YOUR GOAL =>
Every line that holds the string "zarar" is to be identified and copied.

Extracts from a graphics dataset:
:::

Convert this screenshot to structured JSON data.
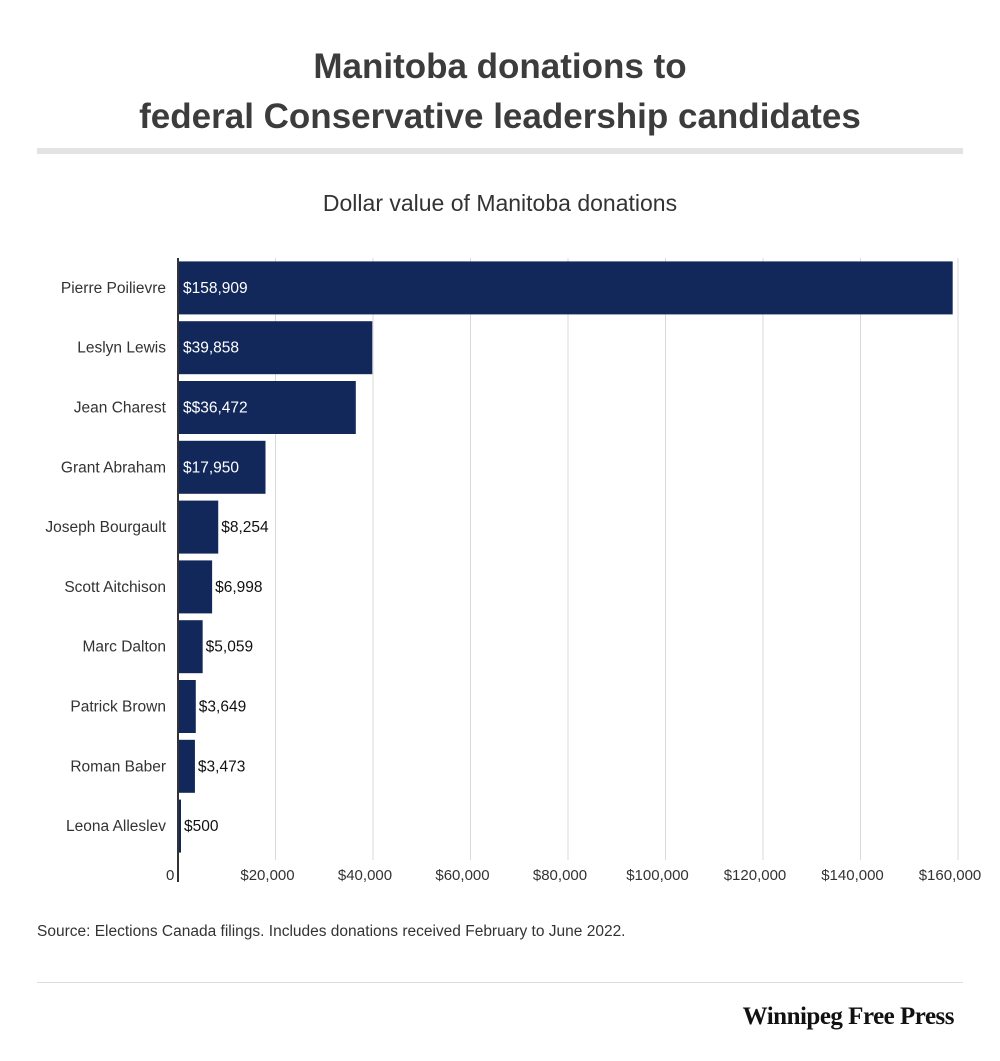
{
  "title_line1": "Manitoba donations to",
  "title_line2": "federal Conservative leadership candidates",
  "source": "Source: Elections Canada filings. Includes donations received February to June 2022.",
  "brand": "Winnipeg Free Press",
  "colors": {
    "bar": "#13285a",
    "grid": "#d9d9d9",
    "axis": "#333333",
    "label_inside": "#ffffff",
    "label_outside": "#111111"
  },
  "chart_data": {
    "type": "bar",
    "orientation": "horizontal",
    "title": "Dollar value of Manitoba donations",
    "categories": [
      "Pierre Poilievre",
      "Leslyn Lewis",
      "Jean Charest",
      "Grant Abraham",
      "Joseph Bourgault",
      "Scott Aitchison",
      "Marc Dalton",
      "Patrick Brown",
      "Roman Baber",
      "Leona Alleslev"
    ],
    "values": [
      158909,
      39858,
      36472,
      17950,
      8254,
      6998,
      5059,
      3649,
      3473,
      500
    ],
    "data_labels": [
      "$158,909",
      "$39,858",
      "$$36,472",
      "$17,950",
      "$8,254",
      "$6,998",
      "$5,059",
      "$3,649",
      "$3,473",
      "$500"
    ],
    "xlim": [
      0,
      160000
    ],
    "x_ticks": [
      0,
      20000,
      40000,
      60000,
      80000,
      100000,
      120000,
      140000,
      160000
    ],
    "x_tick_labels": [
      "0",
      "$20,000",
      "$40,000",
      "$60,000",
      "$80,000",
      "$100,000",
      "$120,000",
      "$140,000",
      "$160,000"
    ],
    "grid": true,
    "xlabel": "",
    "ylabel": ""
  }
}
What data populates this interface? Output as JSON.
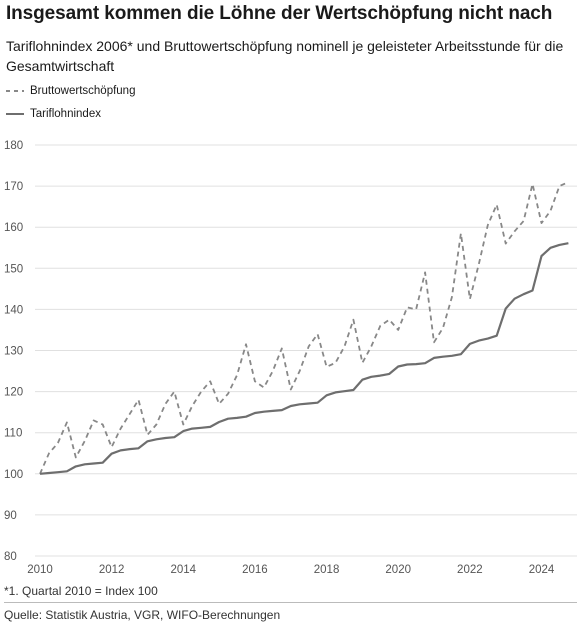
{
  "header": {
    "title": "Insgesamt kommen die Löhne der Wertschöpfung nicht nach",
    "subtitle": "Tariflohnindex 2006* und Bruttowertschöpfung nominell je geleisteter Arbeitsstunde für die Gesamtwirtschaft"
  },
  "legend": [
    {
      "label": "Bruttowertschöpfung",
      "style": "dashed"
    },
    {
      "label": "Tariflohnindex",
      "style": "solid"
    }
  ],
  "colors": {
    "bruttowertschoepfung": "#888888",
    "tariflohnindex": "#6e6e6e",
    "grid": "#e0e0e0"
  },
  "footer": {
    "note": "*1. Quartal 2010 = Index 100",
    "source": "Quelle: Statistik Austria, VGR, WIFO-Berechnungen"
  },
  "chart_data": {
    "type": "line",
    "title": "Insgesamt kommen die Löhne der Wertschöpfung nicht nach",
    "subtitle": "Tariflohnindex 2006* und Bruttowertschöpfung nominell je geleisteter Arbeitsstunde für die Gesamtwirtschaft",
    "xlabel": "",
    "ylabel": "",
    "xlim": [
      2010,
      2025
    ],
    "ylim": [
      80,
      180
    ],
    "xticks": [
      "2010",
      "2012",
      "2014",
      "2016",
      "2018",
      "2020",
      "2022",
      "2024"
    ],
    "yticks": [
      80,
      90,
      100,
      110,
      120,
      130,
      140,
      150,
      160,
      170,
      180
    ],
    "grid": true,
    "legend_position": "top-left",
    "x": [
      "2010 Q1",
      "2010 Q2",
      "2010 Q3",
      "2010 Q4",
      "2011 Q1",
      "2011 Q2",
      "2011 Q3",
      "2011 Q4",
      "2012 Q1",
      "2012 Q2",
      "2012 Q3",
      "2012 Q4",
      "2013 Q1",
      "2013 Q2",
      "2013 Q3",
      "2013 Q4",
      "2014 Q1",
      "2014 Q2",
      "2014 Q3",
      "2014 Q4",
      "2015 Q1",
      "2015 Q2",
      "2015 Q3",
      "2015 Q4",
      "2016 Q1",
      "2016 Q2",
      "2016 Q3",
      "2016 Q4",
      "2017 Q1",
      "2017 Q2",
      "2017 Q3",
      "2017 Q4",
      "2018 Q1",
      "2018 Q2",
      "2018 Q3",
      "2018 Q4",
      "2019 Q1",
      "2019 Q2",
      "2019 Q3",
      "2019 Q4",
      "2020 Q1",
      "2020 Q2",
      "2020 Q3",
      "2020 Q4",
      "2021 Q1",
      "2021 Q2",
      "2021 Q3",
      "2021 Q4",
      "2022 Q1",
      "2022 Q2",
      "2022 Q3",
      "2022 Q4",
      "2023 Q1",
      "2023 Q2",
      "2023 Q3",
      "2023 Q4",
      "2024 Q1",
      "2024 Q2",
      "2024 Q3",
      "2024 Q4"
    ],
    "series": [
      {
        "name": "Bruttowertschöpfung",
        "style": "dashed",
        "values": [
          100,
          105,
          107.5,
          112.5,
          104,
          108,
          113,
          112,
          106.5,
          111,
          114.5,
          118,
          109.5,
          112,
          117,
          120,
          112,
          116.5,
          120,
          122.5,
          117,
          119.5,
          124,
          131.5,
          122.5,
          121,
          125,
          130.5,
          120.5,
          125,
          131,
          134,
          126,
          127,
          131,
          137.5,
          127,
          131,
          136,
          137.5,
          135,
          140.5,
          140,
          149,
          132,
          135.5,
          143,
          158.5,
          142.5,
          151,
          160.5,
          165.5,
          156,
          159,
          161.5,
          170.5,
          161,
          164,
          170,
          171
        ]
      },
      {
        "name": "Tariflohnindex",
        "style": "solid",
        "values": [
          100,
          100.2,
          100.4,
          100.6,
          101.8,
          102.3,
          102.5,
          102.7,
          104.9,
          105.7,
          106.0,
          106.2,
          107.9,
          108.4,
          108.7,
          108.9,
          110.4,
          111.0,
          111.2,
          111.4,
          112.6,
          113.4,
          113.6,
          113.9,
          114.8,
          115.1,
          115.3,
          115.5,
          116.5,
          116.9,
          117.1,
          117.3,
          119.1,
          119.8,
          120.1,
          120.4,
          122.9,
          123.6,
          123.9,
          124.3,
          126.1,
          126.6,
          126.7,
          126.9,
          128.2,
          128.5,
          128.7,
          129.1,
          131.6,
          132.4,
          132.9,
          133.6,
          140.2,
          142.6,
          143.7,
          144.6,
          153.0,
          155.0,
          155.7,
          156.1
        ]
      }
    ]
  }
}
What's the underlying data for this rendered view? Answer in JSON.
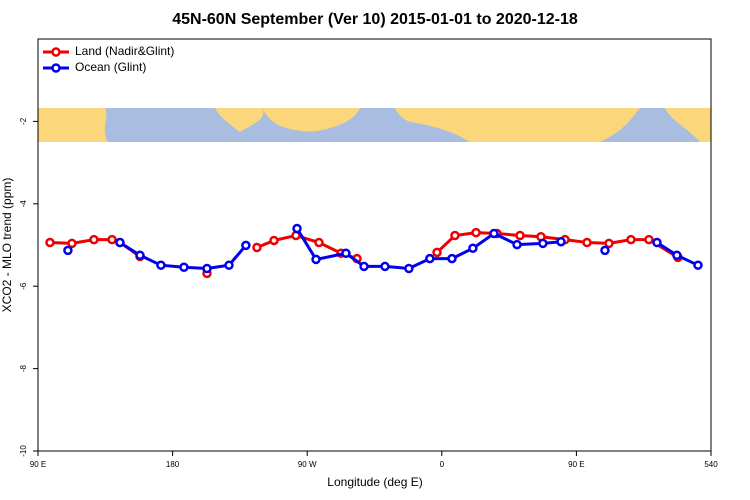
{
  "chart_data": {
    "type": "line",
    "title": "45N-60N September (Ver 10)   2015-01-01 to 2020-12-18",
    "xlabel": "Longitude (deg E)",
    "ylabel": "XCO2 - MLO trend (ppm)",
    "xlim": [
      90,
      540
    ],
    "xticks": [
      {
        "value": 90,
        "label": "90 E"
      },
      180,
      {
        "value": 270,
        "label": "90 W"
      },
      {
        "value": 360,
        "label": "0"
      },
      {
        "value": 450,
        "label": "90 E"
      },
      540
    ],
    "ylim": [
      -10,
      0
    ],
    "yticks": [
      -2,
      -4,
      -6,
      -8,
      -10
    ],
    "legend": "top-left",
    "series": [
      {
        "name": "Land (Nadir&Glint)",
        "color": "#ee0000",
        "x": [
          98,
          112.7,
          127.4,
          139.5,
          144.8,
          158.2,
          null,
          203,
          null,
          236.4,
          247.8,
          262.5,
          277.9,
          292.6,
          303.3,
          null,
          356.8,
          368.8,
          382.9,
          396.9,
          412.3,
          426.3,
          442.4,
          457.1,
          471.8,
          486.5,
          498.5,
          517.9
        ],
        "values": [
          -4.94,
          -4.96,
          -4.87,
          -4.87,
          -4.94,
          -5.28,
          null,
          -5.69,
          null,
          -5.06,
          -4.89,
          -4.77,
          -4.94,
          -5.2,
          -5.33,
          null,
          -5.18,
          -4.77,
          -4.7,
          -4.72,
          -4.77,
          -4.8,
          -4.87,
          -4.94,
          -4.96,
          -4.87,
          -4.87,
          -5.3
        ]
      },
      {
        "name": "Ocean (Glint)",
        "color": "#0000ee",
        "x": [
          110,
          null,
          144.8,
          158.2,
          172.2,
          187.6,
          203,
          217.7,
          229,
          null,
          263.2,
          275.9,
          295.9,
          308,
          322,
          338,
          352,
          366.8,
          380.8,
          394.9,
          410.3,
          427.6,
          439.7,
          null,
          469.1,
          null,
          503.9,
          517.2,
          531.3
        ],
        "values": [
          -5.13,
          null,
          -4.94,
          -5.25,
          -5.49,
          -5.54,
          -5.57,
          -5.49,
          -5.01,
          null,
          -4.6,
          -5.35,
          -5.2,
          -5.52,
          -5.52,
          -5.57,
          -5.33,
          -5.33,
          -5.08,
          -4.72,
          -4.99,
          -4.96,
          -4.92,
          null,
          -5.13,
          null,
          -4.94,
          -5.25,
          -5.49
        ]
      }
    ]
  }
}
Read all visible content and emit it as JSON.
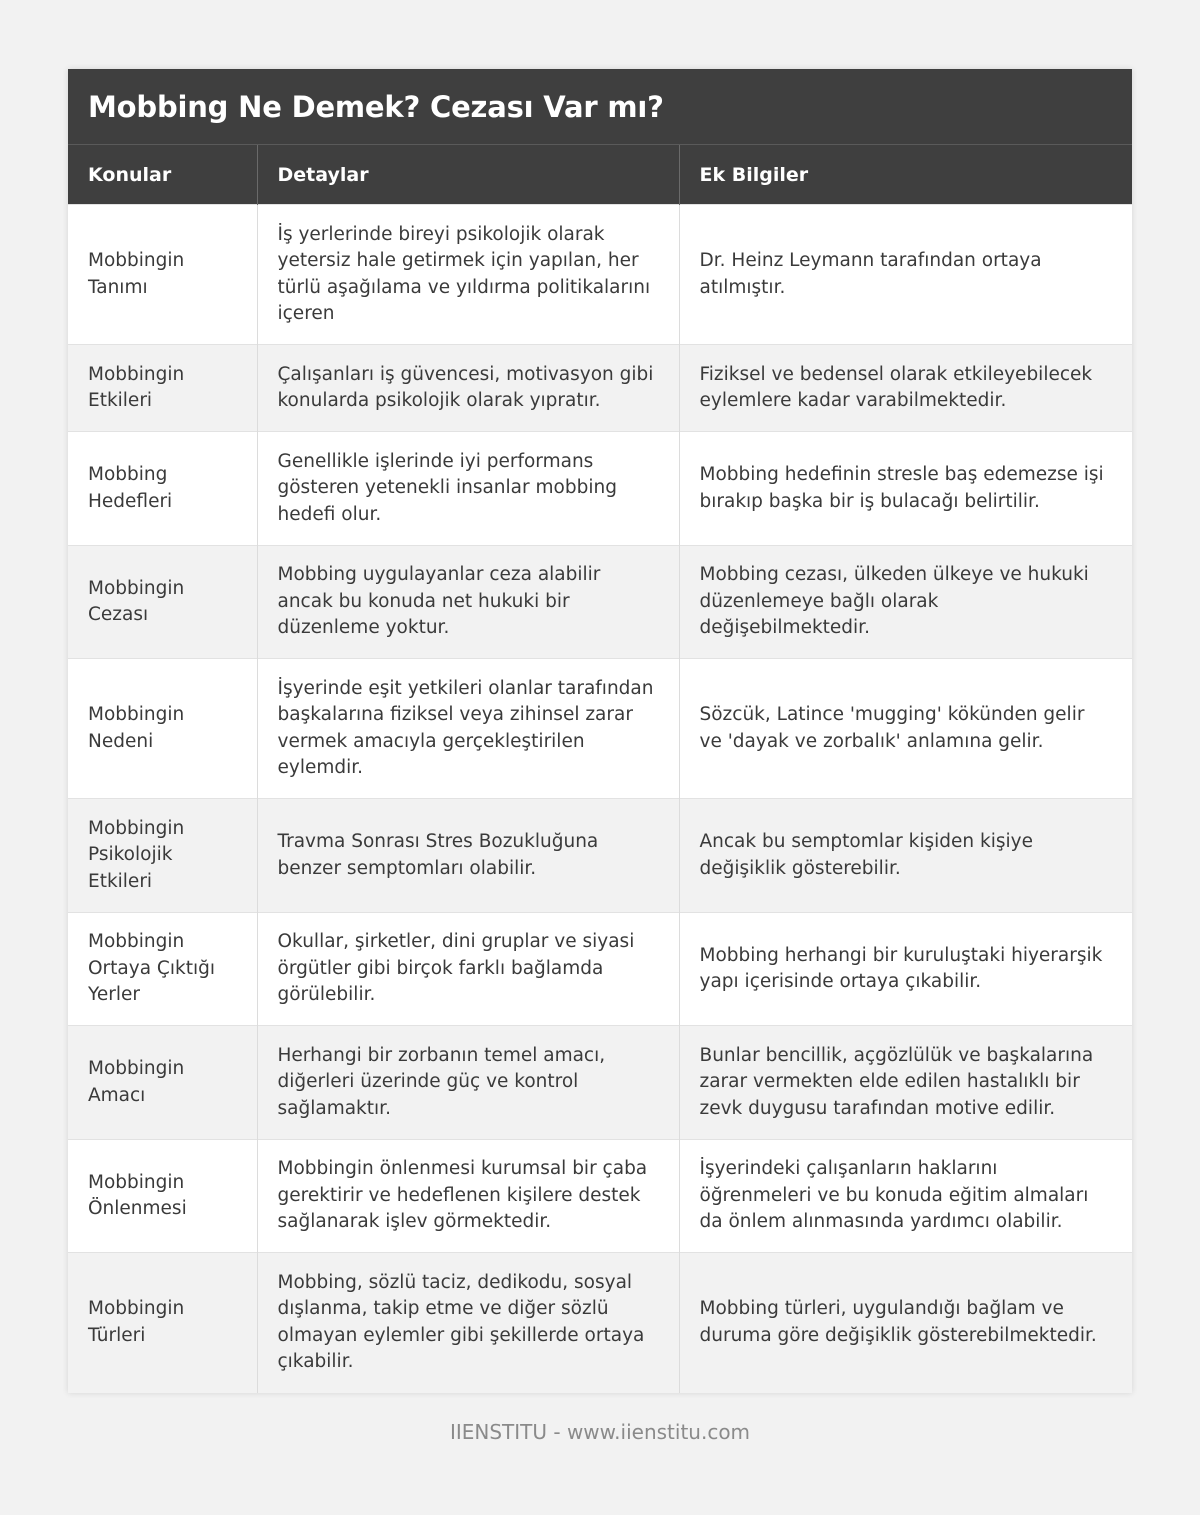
{
  "title": "Mobbing Ne Demek? Cezası Var mı?",
  "headers": [
    "Konular",
    "Detaylar",
    "Ek Bilgiler"
  ],
  "rows": [
    [
      "Mobbingin Tanımı",
      "İş yerlerinde bireyi psikolojik olarak yetersiz hale getirmek için yapılan, her türlü aşağılama ve yıldırma politikalarını içeren",
      "Dr. Heinz Leymann tarafından ortaya atılmıştır."
    ],
    [
      "Mobbingin Etkileri",
      "Çalışanları iş güvencesi, motivasyon gibi konularda psikolojik olarak yıpratır.",
      "Fiziksel ve bedensel olarak etkileyebilecek eylemlere kadar varabilmektedir."
    ],
    [
      "Mobbing Hedefleri",
      "Genellikle işlerinde iyi performans gösteren yetenekli insanlar mobbing hedefi olur.",
      "Mobbing hedefinin stresle baş edemezse işi bırakıp başka bir iş bulacağı belirtilir."
    ],
    [
      "Mobbingin Cezası",
      "Mobbing uygulayanlar ceza alabilir ancak bu konuda net hukuki bir düzenleme yoktur.",
      "Mobbing cezası, ülkeden ülkeye ve hukuki düzenlemeye bağlı olarak değişebilmektedir."
    ],
    [
      "Mobbingin Nedeni",
      "İşyerinde eşit yetkileri olanlar tarafından başkalarına fiziksel veya zihinsel zarar vermek amacıyla gerçekleştirilen eylemdir.",
      "Sözcük, Latince 'mugging' kökünden gelir ve 'dayak ve zorbalık' anlamına gelir."
    ],
    [
      "Mobbingin Psikolojik Etkileri",
      "Travma Sonrası Stres Bozukluğuna benzer semptomları olabilir.",
      "Ancak bu semptomlar kişiden kişiye değişiklik gösterebilir."
    ],
    [
      "Mobbingin Ortaya Çıktığı Yerler",
      "Okullar, şirketler, dini gruplar ve siyasi örgütler gibi birçok farklı bağlamda görülebilir.",
      "Mobbing herhangi bir kuruluştaki hiyerarşik yapı içerisinde ortaya çıkabilir."
    ],
    [
      "Mobbingin Amacı",
      "Herhangi bir zorbanın temel amacı, diğerleri üzerinde güç ve kontrol sağlamaktır.",
      "Bunlar bencillik, açgözlülük ve başkalarına zarar vermekten elde edilen hastalıklı bir zevk duygusu tarafından motive edilir."
    ],
    [
      "Mobbingin Önlenmesi",
      "Mobbingin önlenmesi kurumsal bir çaba gerektirir ve hedeflenen kişilere destek sağlanarak işlev görmektedir.",
      "İşyerindeki çalışanların haklarını öğrenmeleri ve bu konuda eğitim almaları da önlem alınmasında yardımcı olabilir."
    ],
    [
      "Mobbingin Türleri",
      "Mobbing, sözlü taciz, dedikodu, sosyal dışlanma, takip etme ve diğer sözlü olmayan eylemler gibi şekillerde ortaya çıkabilir.",
      "Mobbing türleri, uygulandığı bağlam ve duruma göre değişiklik gösterebilmektedir."
    ]
  ],
  "footer": "IIENSTITU - www.iienstitu.com",
  "colors": {
    "header_bg": "#3f3f3f",
    "row_alt_bg": "#f2f2f2",
    "text": "#3a3a3a"
  }
}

:::

EXERCISE OUTPUT =>
      "İşyerinde eşit yetkileri olanlar tarafından başkalarına fiziksel veya zihinsel zarar vermek amacıyla gerçekleştirilen eylemdir.",
      "Bunlar bencillik, açgözlülük ve başkalarına zarar vermekten elde edilen hastalıklı bir zevk duygusu tarafından motive edilir."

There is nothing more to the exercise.